━━ INPUT FOR THIS TASK ━━
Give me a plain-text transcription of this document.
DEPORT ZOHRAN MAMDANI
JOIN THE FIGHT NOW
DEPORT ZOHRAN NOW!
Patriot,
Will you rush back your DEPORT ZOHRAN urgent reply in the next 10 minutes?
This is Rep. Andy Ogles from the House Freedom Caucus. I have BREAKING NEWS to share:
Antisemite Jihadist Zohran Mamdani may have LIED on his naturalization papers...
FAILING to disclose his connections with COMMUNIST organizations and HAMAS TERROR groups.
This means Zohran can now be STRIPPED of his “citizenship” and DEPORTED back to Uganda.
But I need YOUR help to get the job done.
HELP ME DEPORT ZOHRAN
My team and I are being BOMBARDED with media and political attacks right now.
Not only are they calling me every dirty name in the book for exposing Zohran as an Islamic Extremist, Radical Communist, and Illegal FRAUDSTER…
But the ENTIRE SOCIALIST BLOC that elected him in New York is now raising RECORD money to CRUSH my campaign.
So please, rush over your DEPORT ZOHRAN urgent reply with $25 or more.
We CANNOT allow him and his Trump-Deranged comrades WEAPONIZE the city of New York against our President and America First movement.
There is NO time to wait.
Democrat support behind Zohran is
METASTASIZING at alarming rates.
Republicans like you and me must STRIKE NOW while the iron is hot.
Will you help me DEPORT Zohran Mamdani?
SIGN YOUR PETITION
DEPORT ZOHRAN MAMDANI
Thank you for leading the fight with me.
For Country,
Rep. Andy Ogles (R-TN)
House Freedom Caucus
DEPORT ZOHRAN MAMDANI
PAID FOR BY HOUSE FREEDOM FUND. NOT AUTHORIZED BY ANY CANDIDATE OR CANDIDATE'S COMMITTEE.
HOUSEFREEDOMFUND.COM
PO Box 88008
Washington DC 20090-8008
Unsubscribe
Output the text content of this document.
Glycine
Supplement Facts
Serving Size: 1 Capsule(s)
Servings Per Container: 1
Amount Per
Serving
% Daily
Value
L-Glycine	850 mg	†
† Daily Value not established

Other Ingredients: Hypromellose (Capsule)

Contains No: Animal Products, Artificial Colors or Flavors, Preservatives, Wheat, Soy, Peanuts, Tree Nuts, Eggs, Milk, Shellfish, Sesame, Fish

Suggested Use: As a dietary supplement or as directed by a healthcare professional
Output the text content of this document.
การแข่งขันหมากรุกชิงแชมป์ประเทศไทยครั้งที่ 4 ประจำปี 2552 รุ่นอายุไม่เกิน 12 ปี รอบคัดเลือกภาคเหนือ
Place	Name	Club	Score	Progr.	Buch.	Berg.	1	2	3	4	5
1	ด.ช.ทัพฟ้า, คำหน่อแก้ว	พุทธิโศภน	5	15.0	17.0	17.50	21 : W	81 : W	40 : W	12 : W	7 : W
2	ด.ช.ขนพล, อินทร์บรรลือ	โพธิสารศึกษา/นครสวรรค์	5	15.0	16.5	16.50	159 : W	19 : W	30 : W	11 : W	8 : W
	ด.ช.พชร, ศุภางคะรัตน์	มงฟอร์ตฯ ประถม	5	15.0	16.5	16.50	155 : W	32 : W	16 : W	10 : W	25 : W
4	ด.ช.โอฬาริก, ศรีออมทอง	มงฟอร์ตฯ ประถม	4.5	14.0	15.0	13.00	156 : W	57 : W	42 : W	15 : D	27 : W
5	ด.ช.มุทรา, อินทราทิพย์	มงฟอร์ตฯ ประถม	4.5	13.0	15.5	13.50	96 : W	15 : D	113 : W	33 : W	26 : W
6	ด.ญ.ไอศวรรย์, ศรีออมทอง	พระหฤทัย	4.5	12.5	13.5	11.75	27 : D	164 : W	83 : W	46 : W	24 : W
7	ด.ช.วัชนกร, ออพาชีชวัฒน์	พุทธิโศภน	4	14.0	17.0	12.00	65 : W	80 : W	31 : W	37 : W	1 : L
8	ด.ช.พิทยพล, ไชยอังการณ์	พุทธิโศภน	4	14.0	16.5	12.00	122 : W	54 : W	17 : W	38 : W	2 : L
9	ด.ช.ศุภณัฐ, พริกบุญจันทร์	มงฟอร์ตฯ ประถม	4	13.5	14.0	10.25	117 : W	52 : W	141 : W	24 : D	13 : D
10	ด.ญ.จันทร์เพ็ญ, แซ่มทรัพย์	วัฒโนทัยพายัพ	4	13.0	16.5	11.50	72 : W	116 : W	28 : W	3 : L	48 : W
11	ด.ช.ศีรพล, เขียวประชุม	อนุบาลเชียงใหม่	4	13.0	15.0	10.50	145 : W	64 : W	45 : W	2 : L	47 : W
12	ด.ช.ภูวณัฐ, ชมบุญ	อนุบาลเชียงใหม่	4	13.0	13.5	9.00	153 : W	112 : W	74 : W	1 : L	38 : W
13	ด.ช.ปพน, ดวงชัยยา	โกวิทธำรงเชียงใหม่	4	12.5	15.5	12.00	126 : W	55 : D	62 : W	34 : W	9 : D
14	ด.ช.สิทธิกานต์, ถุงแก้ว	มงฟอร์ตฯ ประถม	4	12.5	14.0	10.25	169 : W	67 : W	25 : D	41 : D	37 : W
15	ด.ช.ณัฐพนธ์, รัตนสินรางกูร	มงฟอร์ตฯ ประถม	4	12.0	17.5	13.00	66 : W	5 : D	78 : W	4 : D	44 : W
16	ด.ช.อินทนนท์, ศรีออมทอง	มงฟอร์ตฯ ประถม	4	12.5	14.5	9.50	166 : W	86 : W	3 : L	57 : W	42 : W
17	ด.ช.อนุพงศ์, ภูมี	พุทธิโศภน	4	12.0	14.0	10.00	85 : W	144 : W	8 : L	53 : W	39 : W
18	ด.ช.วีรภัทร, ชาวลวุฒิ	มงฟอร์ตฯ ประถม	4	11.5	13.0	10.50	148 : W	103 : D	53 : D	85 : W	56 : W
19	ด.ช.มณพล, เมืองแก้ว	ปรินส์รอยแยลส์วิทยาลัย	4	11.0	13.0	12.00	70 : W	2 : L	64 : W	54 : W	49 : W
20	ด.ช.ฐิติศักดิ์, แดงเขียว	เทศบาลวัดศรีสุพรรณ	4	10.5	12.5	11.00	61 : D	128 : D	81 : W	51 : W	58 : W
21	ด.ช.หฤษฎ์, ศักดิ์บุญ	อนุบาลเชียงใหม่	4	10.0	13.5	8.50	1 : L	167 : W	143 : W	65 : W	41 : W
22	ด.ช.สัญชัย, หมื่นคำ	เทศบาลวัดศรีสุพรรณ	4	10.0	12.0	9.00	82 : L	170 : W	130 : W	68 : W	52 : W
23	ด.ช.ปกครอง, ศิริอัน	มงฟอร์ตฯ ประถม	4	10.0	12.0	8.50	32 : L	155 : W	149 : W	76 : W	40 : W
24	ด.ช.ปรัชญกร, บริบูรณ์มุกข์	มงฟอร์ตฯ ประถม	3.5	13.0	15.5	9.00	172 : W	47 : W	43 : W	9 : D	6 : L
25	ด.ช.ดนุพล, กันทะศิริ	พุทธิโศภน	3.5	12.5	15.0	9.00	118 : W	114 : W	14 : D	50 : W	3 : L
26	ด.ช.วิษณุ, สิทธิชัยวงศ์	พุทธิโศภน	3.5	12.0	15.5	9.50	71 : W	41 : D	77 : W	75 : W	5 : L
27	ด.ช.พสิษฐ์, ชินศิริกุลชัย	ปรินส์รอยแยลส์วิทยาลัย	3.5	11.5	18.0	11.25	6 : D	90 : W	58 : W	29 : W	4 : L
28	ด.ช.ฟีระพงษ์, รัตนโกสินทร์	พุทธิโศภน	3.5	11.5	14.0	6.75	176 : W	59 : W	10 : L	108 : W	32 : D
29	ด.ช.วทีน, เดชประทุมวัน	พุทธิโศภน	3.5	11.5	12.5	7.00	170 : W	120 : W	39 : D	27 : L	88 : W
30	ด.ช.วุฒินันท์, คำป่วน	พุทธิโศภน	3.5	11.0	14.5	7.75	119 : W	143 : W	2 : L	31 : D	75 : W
━━━
EXERCISE REQUIREMENTS: Look through the material above and work out how many of its lines contain "บาลเช". State the number only.

THE COMPLETED TASK: 3